What is asked: Every line that holds "火口近傍での変化" should be shown.

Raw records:
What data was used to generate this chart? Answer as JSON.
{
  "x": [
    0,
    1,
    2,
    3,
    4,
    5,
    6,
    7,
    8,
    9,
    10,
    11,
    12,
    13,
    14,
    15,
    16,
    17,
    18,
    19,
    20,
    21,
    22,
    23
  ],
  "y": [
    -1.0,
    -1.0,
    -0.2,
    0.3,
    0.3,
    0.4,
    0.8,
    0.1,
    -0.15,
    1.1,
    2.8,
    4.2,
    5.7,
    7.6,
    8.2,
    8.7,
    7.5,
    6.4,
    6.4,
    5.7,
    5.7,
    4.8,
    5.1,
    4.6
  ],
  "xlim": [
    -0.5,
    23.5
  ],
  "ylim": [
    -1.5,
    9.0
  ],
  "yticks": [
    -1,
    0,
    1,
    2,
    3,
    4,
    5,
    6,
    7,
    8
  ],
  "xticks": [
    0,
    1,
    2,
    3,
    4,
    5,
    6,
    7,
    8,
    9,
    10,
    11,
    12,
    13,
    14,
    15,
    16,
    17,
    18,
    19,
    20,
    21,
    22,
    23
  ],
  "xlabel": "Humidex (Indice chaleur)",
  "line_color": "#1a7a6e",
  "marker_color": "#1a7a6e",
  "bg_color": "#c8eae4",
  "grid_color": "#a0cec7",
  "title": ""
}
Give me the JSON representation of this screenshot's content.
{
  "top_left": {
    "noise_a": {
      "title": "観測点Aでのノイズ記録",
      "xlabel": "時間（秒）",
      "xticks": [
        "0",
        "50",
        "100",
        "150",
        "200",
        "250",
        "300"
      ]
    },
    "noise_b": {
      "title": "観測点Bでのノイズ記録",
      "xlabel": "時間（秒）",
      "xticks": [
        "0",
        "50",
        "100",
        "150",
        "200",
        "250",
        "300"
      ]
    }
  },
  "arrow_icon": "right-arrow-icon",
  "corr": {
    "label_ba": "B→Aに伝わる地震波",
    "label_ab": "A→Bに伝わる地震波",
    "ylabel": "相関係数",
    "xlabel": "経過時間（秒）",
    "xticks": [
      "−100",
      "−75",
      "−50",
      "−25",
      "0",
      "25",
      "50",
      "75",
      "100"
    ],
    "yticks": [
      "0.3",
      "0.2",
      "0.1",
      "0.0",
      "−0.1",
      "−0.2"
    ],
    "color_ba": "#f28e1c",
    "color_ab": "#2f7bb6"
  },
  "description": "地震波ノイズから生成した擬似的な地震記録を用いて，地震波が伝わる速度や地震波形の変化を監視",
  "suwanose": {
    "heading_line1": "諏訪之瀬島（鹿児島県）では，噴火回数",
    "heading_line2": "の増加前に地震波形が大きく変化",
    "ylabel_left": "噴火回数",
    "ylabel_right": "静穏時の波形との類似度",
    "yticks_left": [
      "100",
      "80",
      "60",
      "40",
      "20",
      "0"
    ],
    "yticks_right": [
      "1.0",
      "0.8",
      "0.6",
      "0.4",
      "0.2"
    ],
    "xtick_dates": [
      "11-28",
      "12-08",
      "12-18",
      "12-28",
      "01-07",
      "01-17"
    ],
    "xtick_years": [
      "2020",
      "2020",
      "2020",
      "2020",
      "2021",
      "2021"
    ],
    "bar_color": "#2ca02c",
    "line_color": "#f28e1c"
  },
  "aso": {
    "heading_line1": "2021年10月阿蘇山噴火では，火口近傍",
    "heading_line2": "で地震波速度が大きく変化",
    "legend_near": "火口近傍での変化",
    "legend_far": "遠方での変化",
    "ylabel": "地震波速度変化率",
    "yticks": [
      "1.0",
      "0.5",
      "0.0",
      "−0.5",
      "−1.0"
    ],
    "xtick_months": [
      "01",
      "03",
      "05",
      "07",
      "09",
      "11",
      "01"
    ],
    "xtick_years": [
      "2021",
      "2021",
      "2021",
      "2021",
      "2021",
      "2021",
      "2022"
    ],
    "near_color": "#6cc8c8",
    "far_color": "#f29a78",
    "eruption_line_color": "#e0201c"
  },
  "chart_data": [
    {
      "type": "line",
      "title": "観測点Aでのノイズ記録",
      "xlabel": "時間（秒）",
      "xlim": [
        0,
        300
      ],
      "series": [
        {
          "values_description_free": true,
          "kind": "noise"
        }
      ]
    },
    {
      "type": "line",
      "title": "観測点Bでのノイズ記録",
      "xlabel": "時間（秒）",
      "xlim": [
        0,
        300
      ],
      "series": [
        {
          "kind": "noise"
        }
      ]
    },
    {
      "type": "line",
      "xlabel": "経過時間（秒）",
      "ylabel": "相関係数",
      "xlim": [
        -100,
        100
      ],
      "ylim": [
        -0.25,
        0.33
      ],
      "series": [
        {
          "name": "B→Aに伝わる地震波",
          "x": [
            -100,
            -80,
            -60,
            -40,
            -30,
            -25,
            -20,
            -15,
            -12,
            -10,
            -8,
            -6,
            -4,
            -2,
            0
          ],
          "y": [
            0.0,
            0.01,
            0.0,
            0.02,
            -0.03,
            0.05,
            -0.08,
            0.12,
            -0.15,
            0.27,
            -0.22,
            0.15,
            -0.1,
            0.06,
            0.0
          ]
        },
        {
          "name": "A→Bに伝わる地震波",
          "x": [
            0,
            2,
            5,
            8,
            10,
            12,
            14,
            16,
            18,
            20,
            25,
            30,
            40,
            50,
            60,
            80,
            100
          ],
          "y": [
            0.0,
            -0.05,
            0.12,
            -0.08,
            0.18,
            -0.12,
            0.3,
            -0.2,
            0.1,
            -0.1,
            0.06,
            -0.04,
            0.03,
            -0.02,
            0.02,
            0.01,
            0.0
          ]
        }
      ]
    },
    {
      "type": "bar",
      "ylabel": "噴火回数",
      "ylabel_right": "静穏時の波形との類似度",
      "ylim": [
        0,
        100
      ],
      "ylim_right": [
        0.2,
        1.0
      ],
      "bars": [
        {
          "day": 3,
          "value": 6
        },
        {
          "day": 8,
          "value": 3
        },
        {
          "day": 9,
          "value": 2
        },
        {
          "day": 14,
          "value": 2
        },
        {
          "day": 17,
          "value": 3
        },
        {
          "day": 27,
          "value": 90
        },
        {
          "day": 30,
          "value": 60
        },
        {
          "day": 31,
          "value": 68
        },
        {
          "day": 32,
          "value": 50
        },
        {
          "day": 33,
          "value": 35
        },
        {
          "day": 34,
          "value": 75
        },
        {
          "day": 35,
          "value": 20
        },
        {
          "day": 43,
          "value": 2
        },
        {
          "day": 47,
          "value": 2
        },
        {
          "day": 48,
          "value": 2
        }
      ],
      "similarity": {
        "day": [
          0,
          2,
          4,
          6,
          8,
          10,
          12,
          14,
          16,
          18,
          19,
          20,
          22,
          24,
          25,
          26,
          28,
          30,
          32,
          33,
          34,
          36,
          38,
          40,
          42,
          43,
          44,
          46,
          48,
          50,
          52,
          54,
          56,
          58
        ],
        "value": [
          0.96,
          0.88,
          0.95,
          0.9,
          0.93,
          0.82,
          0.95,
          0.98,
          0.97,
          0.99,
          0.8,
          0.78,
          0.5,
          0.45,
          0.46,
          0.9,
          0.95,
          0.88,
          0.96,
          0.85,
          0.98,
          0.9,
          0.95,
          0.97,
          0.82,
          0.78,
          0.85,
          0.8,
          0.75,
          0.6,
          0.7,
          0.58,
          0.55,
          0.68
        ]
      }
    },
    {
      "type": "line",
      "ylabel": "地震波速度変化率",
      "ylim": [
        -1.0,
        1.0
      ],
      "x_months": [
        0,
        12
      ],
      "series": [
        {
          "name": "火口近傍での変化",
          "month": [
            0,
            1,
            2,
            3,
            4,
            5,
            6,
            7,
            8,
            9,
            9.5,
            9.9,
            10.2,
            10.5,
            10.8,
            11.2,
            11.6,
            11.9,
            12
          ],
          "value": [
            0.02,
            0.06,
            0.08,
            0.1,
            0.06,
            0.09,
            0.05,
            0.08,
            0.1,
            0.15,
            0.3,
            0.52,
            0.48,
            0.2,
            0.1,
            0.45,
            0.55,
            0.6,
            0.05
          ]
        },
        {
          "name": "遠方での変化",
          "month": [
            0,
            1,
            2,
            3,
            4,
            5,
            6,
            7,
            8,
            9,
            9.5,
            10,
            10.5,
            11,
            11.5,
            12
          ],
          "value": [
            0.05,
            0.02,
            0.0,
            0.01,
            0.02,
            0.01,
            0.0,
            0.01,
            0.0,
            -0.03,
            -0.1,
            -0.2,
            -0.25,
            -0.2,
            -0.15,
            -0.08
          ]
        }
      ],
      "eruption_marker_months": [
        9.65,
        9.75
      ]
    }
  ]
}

Result:
    "legend_near": "火口近傍での変化",
          "name": "火口近傍での変化",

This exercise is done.